Written instruction: Pick out each line of the records in which the word "JSON" appears.

Record set:
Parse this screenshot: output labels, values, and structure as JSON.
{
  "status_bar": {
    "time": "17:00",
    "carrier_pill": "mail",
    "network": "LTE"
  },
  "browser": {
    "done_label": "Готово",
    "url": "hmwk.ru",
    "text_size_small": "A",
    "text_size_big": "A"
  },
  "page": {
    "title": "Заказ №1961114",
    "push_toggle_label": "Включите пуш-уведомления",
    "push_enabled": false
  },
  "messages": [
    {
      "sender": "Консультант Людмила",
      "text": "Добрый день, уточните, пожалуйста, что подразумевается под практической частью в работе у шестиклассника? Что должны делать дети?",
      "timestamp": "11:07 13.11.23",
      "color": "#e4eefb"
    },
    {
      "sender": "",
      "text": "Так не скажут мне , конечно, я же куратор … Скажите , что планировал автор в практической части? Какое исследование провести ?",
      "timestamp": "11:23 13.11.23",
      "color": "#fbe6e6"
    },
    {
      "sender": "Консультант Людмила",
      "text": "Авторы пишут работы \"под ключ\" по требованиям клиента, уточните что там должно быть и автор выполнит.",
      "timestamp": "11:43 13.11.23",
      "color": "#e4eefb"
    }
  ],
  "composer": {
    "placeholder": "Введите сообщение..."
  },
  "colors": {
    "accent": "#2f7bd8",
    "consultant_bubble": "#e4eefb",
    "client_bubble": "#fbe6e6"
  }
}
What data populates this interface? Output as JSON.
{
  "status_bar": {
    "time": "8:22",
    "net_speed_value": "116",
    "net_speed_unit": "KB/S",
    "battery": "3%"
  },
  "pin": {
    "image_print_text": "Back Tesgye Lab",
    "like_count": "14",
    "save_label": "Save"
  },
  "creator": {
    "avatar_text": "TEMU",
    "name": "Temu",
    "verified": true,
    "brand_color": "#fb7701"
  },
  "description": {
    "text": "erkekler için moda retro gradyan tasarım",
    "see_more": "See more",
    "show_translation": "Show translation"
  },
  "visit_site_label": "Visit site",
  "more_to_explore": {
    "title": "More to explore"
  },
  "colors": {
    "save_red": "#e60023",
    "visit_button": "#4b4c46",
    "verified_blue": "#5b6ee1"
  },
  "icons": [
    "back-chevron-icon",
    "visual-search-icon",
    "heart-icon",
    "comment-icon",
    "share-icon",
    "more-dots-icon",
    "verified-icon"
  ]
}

Written solution:
Parse this screenshot: output labels, values, and structure as JSON.
What data populates this interface? Output as JSON.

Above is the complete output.